## BEGIN

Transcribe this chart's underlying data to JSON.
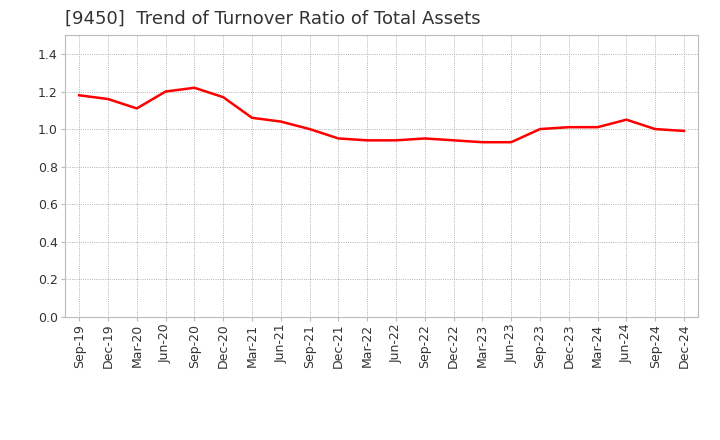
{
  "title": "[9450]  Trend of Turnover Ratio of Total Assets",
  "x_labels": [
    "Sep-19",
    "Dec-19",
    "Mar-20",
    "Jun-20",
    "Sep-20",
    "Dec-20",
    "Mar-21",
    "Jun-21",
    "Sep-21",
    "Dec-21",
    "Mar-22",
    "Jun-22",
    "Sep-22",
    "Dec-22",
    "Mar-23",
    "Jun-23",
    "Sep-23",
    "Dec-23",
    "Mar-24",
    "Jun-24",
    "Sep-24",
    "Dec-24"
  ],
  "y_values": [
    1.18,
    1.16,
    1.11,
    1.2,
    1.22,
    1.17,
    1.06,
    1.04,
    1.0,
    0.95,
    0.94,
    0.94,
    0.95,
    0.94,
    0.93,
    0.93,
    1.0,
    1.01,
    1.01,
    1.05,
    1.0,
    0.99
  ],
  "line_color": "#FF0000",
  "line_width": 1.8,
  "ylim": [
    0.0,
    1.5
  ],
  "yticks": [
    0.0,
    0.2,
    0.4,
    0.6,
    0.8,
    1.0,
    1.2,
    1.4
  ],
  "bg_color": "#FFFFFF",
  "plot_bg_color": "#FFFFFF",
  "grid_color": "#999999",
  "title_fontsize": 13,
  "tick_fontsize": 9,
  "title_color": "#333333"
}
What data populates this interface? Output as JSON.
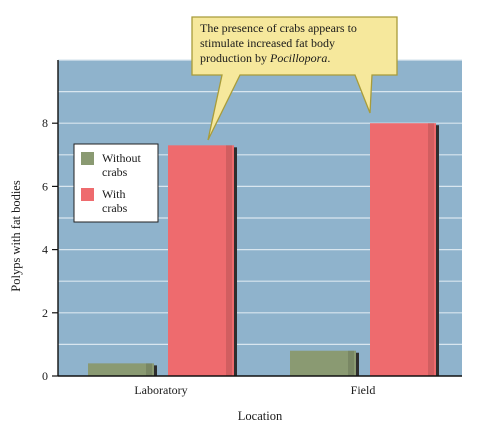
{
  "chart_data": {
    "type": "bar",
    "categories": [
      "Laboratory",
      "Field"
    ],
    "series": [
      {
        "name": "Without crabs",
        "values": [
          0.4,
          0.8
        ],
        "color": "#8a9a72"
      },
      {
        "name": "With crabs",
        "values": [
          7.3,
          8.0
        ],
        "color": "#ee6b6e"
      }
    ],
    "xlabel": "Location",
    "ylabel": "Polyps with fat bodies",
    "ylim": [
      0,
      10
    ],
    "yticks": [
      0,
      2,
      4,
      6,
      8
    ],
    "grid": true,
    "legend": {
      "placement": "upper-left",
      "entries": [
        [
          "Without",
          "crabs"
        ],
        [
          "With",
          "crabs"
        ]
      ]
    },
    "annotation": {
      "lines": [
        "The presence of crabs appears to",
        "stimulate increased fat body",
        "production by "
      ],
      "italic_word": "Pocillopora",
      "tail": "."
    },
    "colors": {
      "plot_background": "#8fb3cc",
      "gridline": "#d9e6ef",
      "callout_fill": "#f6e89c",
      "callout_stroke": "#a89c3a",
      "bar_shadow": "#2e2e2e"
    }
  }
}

## END

Report every line containing the word "this" from the listing above.

ANSWER IN FULL
Transcribe this chart's underlying data to JSON.
What data populates this interface? Output as JSON.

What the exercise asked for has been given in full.